_REQUEST A_
From the article on the album Sextant, list every musician named as part of the "Mwandishi" sextet other than Herbie Hancock, along with the instrument each plays.
_REQUEST B_
Answer these questions from the article on the album Sextant:
(i) In which studios was the album recorded?
(ii) Who produced it?
(iii) Which member of the "Mwandishi" band continued on into the Headhunters?
_REQUEST C_
Carry the article on the album Sextant forward from its last sentence.

Studio album by Herbie Hancock
- Released: March 30, 1973
- Recorded: early 1973
- Studio: Wally Heider Studios and Different Fur, San Francisco
- Genre: Jazz fusion; avant-funk; jazz-rock;
- Length: 39:02
- Label: Columbia
- Producer: David Rubinson

Herbie Hancock chronology
| Crossings (1972) | Sextant (1973) | Head Hunters (1973) |

= Sextant (album) =

Sextant is the eleventh studio album by American jazz pianist Herbie Hancock, released on March 30, 1973, by Columbia Records. It was Hancock's first album on Columbia, and his final album with the "Mwandishi" sextet featuring woodwind player Bennie Maupin, trumpeter Eddie Henderson, trombonist Julian Priester, bassist Buster Williams, and drummer Billy Hart. Synthesizer player Patrick Gleeson and percussionist Buck Clarke also appear.

The album showcased Hancock's early adoption of synthesizers and electronic effects. Upon release, the record was considered to be a commercial flop, and Hancock subsequently formed a new band, the Headhunters, with only Maupin continuing on from the "Mwandishi" band.

Professional ratings
Review scores
| Source | Rating |
| Allmusic |  |
| Rolling Stone 1998 |  |
| Rolling Stone 2004 |  |
| Uppity Music | (favorable) |
| Virgin Encyclopedia |  |
| Penguin Guide to Jazz |  |
| The Rolling Stone Jazz Record Guide |  |

==Critical reception==
AllMusic called the album a "gem" which features "a kind of post-modal, free impressionism that traces the edges of funk." Rolling Stone wrote that, "taking his cue from [[Miles Davis|[Miles] Davis]]' swirling, anarchic Bitches Brew and On the Corner, Hancock went even further into outer space [...] much of Sextant, with its twittering, burbling effects, amounts to a primitive version of Nineties ambient music." The album was called an "uncompromising avant-funk masterpiece" by Paste in a retrospective review.

_PROVIDED DATA_
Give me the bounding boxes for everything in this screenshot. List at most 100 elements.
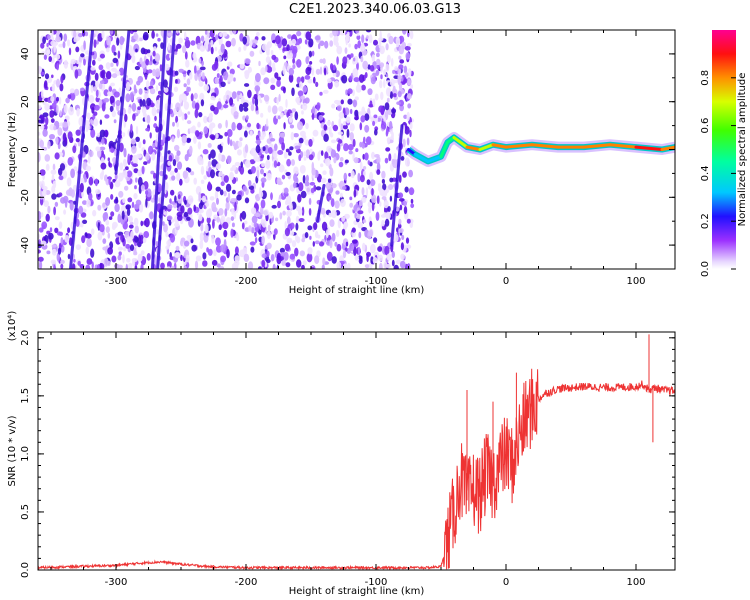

_EXERCISE ANSWER A_
- Bennie Maupin, woodwinds
- Eddie Henderson, trumpet
- Julian Priester, trombone
- Buster Williams, bass
- Billy Hart, drums

_EXERCISE ANSWER B_
(i) Wally Heider Studios and Different Fur, San Francisco
(ii) David Rubinson
(iii) Bennie Maupin

_EXERCISE ANSWER C_
==Track listing==

Side one
| No. | Title | Length |
|---|---|---|
| 1. | "Rain Dance" | 9:16 |
| 2. | "Hidden Shadows" | 10:11 |
| Total length: |  | 19:27 |

Side two
| No. | Title | Length |
|---|---|---|
| 1. | "Hornets" | 19:35 |
| Total length: |  | 19:35 |

==Personnel==
- Mwandishi (Herbie Hancock) – piano, Rhodes piano, Clavinet, Mellotron, ARP 2600 synthesizer, ARP Pro Soloist synthesizer, Moog synthesizer, percussion
- Mwile (Bennie Maupin) – soprano saxophone, bass clarinet, piccolo, afuche, "hum-a-zoo"
- Mganga (Eddie Henderson) – trumpet, flugelhorn
- Pepo (Julian Priester) – trombone, bass trombone, alto trombone, cowbell
- Mchezaji (Buster Williams) – bass guitar, double bass
- Jabali (Billy Hart) – drums
- Patrick Gleeson – ARP 2600, ARP Pro Soloist
- Buck Clarke – percussion
- FUNDI – "Random Resonator"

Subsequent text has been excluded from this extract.